▸ Task instructions
Identify the lines in the data below that contain "background" and give only how many there are.

++++++++++

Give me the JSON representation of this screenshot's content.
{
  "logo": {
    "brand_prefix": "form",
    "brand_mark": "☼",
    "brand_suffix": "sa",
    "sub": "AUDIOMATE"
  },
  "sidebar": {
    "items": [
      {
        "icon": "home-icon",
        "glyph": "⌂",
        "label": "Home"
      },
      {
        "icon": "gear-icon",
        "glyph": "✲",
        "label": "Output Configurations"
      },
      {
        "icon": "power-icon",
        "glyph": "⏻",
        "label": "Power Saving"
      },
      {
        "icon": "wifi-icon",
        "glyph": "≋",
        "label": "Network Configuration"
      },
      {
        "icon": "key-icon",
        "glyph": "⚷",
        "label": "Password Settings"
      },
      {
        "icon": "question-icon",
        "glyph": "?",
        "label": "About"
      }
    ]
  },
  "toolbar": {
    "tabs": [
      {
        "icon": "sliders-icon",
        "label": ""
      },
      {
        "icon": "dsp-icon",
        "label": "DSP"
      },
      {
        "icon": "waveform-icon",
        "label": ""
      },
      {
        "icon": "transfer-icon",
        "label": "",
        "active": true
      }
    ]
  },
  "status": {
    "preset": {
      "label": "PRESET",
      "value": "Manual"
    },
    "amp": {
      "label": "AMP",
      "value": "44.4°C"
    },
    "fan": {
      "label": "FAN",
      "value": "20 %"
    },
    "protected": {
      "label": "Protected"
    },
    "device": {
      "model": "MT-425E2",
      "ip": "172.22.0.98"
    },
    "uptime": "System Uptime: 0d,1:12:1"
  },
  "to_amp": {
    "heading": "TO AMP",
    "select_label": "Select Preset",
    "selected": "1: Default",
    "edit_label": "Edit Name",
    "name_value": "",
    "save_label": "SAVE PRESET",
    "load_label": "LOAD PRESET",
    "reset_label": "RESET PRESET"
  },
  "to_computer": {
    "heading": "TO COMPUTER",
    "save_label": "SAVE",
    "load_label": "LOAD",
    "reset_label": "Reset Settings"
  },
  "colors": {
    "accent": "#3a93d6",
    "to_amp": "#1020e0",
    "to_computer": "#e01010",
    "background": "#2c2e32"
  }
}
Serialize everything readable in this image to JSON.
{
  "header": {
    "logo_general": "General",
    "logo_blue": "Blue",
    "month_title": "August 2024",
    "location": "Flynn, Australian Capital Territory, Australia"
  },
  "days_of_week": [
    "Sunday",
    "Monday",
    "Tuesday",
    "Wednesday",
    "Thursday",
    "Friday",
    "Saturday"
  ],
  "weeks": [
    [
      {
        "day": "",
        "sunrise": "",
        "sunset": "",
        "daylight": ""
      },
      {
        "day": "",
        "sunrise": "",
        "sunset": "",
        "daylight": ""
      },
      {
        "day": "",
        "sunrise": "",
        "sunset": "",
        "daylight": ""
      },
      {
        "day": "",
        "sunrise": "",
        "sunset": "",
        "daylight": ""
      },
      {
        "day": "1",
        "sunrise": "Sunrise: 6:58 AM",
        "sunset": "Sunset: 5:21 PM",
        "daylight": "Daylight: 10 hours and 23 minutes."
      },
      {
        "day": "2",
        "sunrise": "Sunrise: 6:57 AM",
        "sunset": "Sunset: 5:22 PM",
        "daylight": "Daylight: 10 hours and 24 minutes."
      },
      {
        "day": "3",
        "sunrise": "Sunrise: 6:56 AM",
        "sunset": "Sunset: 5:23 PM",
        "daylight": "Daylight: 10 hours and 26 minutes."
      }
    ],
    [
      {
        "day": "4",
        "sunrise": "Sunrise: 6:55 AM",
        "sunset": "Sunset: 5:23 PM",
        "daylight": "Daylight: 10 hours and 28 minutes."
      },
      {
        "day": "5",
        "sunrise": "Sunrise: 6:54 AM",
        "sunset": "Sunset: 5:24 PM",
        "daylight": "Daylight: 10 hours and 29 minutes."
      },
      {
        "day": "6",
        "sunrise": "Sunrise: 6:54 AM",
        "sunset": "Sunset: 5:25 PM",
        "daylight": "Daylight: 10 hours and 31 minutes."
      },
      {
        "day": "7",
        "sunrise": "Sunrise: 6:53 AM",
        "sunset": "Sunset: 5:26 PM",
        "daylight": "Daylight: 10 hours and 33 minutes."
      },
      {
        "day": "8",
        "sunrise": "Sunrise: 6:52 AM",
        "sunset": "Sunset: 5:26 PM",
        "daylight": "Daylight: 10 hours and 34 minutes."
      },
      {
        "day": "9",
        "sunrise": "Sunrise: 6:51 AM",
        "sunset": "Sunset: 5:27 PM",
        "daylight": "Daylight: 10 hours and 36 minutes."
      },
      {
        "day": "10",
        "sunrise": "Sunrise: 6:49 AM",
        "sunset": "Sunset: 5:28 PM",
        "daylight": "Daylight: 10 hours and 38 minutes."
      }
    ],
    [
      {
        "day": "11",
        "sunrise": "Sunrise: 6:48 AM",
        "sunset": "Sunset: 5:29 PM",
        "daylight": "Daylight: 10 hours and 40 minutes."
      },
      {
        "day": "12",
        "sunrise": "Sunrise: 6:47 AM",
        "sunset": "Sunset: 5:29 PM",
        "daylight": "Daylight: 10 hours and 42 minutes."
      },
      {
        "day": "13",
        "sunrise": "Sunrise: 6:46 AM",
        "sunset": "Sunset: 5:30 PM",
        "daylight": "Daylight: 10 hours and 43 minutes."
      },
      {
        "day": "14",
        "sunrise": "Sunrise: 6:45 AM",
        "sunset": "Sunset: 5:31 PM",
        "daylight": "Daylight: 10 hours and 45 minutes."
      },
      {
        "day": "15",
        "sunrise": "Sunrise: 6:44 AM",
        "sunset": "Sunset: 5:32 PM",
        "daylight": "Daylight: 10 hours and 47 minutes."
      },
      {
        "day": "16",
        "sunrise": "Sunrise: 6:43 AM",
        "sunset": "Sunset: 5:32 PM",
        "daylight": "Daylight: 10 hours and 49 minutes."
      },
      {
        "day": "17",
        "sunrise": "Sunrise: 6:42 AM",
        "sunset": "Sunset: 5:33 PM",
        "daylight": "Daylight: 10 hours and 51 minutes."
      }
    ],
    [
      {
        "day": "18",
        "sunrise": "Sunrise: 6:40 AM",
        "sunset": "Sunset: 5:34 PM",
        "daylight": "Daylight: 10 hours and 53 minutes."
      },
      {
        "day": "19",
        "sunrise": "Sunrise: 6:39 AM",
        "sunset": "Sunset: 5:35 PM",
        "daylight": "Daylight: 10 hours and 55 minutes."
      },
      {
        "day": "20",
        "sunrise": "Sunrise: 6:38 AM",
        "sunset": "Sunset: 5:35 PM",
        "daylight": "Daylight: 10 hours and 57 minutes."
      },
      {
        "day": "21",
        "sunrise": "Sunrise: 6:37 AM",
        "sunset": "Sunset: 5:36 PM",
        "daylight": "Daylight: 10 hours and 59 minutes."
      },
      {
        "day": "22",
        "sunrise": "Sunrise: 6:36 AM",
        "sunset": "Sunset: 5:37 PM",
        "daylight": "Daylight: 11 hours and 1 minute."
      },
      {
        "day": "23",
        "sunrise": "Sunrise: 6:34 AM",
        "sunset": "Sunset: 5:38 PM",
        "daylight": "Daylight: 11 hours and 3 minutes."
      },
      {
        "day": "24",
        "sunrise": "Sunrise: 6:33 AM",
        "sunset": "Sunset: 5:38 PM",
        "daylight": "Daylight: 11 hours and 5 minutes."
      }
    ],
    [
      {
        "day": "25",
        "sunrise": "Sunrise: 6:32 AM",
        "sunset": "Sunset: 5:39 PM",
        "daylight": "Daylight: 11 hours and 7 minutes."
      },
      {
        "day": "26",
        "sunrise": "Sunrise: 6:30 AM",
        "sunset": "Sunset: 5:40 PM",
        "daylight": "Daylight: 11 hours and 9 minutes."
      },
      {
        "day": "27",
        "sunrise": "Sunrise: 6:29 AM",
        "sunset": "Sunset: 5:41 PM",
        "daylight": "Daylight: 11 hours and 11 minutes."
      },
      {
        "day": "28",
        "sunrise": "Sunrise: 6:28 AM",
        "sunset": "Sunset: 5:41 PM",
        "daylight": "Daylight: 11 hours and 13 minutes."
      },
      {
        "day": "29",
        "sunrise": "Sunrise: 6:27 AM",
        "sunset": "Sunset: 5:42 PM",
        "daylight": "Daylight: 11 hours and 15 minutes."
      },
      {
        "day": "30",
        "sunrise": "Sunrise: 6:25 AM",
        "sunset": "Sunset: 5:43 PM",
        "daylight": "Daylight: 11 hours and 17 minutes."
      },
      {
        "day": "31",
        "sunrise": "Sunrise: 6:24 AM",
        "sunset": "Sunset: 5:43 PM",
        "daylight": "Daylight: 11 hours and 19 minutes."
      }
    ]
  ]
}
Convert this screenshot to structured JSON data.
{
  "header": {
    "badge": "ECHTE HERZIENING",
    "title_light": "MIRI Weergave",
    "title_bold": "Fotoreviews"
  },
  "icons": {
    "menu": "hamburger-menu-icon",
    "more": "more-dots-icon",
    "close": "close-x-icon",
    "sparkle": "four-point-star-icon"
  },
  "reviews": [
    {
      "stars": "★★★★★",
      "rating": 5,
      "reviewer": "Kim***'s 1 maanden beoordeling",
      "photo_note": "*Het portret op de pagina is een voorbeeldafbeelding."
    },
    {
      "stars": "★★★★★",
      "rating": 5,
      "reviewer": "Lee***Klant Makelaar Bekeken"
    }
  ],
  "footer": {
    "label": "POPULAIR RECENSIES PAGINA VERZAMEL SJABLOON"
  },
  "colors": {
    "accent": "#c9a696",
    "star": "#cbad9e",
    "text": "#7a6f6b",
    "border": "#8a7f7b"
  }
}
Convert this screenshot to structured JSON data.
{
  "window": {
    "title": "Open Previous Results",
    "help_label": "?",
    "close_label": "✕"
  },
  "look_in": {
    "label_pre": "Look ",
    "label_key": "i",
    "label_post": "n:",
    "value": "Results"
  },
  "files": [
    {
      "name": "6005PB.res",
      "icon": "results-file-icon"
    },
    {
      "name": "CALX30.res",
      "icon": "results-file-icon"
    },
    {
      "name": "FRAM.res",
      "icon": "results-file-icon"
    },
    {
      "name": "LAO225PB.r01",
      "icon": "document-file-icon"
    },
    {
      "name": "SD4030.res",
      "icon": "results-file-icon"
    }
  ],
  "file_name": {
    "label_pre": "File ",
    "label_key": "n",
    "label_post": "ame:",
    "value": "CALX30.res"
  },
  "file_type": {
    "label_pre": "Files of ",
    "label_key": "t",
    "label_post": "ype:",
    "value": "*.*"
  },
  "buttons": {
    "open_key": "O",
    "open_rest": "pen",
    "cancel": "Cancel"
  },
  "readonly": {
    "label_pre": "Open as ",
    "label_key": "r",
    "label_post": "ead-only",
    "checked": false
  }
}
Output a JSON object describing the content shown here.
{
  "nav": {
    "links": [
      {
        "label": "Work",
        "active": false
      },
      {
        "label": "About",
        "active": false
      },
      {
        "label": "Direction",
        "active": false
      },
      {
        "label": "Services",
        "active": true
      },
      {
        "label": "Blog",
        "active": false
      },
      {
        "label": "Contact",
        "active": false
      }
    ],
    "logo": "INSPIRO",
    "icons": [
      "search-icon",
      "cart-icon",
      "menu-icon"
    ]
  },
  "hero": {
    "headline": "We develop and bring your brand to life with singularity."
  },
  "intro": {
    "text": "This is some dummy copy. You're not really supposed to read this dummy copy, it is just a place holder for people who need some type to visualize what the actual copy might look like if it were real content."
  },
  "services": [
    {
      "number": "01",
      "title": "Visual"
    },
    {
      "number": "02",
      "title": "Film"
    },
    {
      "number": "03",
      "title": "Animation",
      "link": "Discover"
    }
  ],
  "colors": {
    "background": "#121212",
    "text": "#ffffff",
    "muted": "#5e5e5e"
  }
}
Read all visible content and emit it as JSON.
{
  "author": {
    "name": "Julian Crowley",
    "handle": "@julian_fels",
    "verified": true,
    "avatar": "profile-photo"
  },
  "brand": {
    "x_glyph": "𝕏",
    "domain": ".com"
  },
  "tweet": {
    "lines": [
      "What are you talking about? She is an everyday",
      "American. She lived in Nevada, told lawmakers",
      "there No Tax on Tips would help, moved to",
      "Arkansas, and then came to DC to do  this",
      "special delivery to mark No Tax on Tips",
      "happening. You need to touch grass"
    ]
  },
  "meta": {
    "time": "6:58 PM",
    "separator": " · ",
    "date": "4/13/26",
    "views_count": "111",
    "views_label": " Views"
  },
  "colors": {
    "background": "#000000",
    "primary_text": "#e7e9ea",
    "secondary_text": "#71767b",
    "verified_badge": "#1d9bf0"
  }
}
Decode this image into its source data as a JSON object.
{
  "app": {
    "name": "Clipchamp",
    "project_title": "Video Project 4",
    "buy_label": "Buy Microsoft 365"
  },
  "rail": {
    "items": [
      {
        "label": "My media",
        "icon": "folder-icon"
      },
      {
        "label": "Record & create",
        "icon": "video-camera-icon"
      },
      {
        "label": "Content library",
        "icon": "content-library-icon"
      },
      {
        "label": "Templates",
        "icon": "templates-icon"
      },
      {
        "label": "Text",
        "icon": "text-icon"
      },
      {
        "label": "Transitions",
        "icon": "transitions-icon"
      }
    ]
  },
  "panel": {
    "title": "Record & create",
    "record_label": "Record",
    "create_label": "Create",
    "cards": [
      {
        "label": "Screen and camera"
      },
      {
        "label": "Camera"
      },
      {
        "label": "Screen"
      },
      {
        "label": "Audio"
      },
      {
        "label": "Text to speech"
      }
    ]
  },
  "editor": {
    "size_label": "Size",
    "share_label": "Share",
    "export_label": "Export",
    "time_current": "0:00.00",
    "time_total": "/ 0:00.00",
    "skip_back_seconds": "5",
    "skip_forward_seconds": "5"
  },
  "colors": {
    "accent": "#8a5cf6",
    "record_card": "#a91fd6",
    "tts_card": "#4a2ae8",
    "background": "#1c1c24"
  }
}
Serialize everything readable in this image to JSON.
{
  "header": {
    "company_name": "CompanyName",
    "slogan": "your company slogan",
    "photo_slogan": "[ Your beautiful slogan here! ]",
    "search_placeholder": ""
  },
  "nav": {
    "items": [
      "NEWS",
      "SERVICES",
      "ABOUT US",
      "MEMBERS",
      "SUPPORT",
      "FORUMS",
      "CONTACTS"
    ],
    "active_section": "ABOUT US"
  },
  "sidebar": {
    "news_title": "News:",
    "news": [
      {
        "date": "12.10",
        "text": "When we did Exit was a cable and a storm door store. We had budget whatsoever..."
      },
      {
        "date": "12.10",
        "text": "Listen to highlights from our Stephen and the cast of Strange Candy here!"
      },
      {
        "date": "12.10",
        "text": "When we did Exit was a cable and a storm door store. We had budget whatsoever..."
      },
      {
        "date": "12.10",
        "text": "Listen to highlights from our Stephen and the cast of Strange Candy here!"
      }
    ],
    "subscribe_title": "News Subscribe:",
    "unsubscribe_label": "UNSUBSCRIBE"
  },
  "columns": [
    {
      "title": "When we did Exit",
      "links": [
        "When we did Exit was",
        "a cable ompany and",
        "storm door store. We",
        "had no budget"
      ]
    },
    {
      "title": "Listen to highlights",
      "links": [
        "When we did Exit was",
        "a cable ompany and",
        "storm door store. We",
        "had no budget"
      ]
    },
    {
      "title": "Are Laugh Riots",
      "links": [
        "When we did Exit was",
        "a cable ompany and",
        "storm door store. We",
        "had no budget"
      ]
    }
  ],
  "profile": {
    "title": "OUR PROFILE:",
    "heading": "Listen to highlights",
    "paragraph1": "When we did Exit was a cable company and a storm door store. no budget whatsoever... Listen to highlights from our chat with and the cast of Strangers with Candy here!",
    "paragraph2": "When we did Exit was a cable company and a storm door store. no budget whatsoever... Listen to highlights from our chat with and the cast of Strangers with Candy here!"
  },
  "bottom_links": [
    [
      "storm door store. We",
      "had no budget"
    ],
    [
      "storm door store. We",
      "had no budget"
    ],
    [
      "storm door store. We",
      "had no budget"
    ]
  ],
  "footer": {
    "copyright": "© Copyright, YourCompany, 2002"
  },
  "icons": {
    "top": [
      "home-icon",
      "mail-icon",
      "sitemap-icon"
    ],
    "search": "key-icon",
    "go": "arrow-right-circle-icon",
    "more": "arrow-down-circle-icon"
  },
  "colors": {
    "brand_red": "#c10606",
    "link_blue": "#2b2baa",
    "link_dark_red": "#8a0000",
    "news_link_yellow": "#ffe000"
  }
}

++++++++++

▸ Output for this task
4